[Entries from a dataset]

= = =

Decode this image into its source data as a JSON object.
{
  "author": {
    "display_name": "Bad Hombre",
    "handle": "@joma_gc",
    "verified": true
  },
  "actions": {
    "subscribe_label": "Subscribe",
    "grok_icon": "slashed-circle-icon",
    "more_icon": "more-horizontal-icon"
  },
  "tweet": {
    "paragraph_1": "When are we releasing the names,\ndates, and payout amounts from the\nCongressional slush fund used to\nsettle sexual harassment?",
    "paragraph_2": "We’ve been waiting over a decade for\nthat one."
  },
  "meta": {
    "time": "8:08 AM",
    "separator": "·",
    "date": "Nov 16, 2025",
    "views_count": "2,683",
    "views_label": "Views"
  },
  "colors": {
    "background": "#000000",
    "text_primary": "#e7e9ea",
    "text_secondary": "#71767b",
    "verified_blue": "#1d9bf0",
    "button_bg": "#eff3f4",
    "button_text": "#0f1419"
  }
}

= = =

**WRITTEN EXERCISE**
Extract each line of the material exactly as it stands.

**PROBLEM SOLUTION**
Decode this image into its source data as a JSON object.
{
  "author": {
    "display_name": "Bad Hombre",
    "handle": "@joma_gc",
    "verified": true
  },
  "actions": {
    "subscribe_label": "Subscribe",
    "grok_icon": "slashed-circle-icon",
    "more_icon": "more-horizontal-icon"
  },
  "tweet": {
    "paragraph_1": "When are we releasing the names,\ndates, and payout amounts from the\nCongressional slush fund used to\nsettle sexual harassment?",
    "paragraph_2": "We’ve been waiting over a decade for\nthat one."
  },
  "meta": {
    "time": "8:08 AM",
    "separator": "·",
    "date": "Nov 16, 2025",
    "views_count": "2,683",
    "views_label": "Views"
  },
  "colors": {
    "background": "#000000",
    "text_primary": "#e7e9ea",
    "text_secondary": "#71767b",
    "verified_blue": "#1d9bf0",
    "button_bg": "#eff3f4",
    "button_text": "#0f1419"
  }
}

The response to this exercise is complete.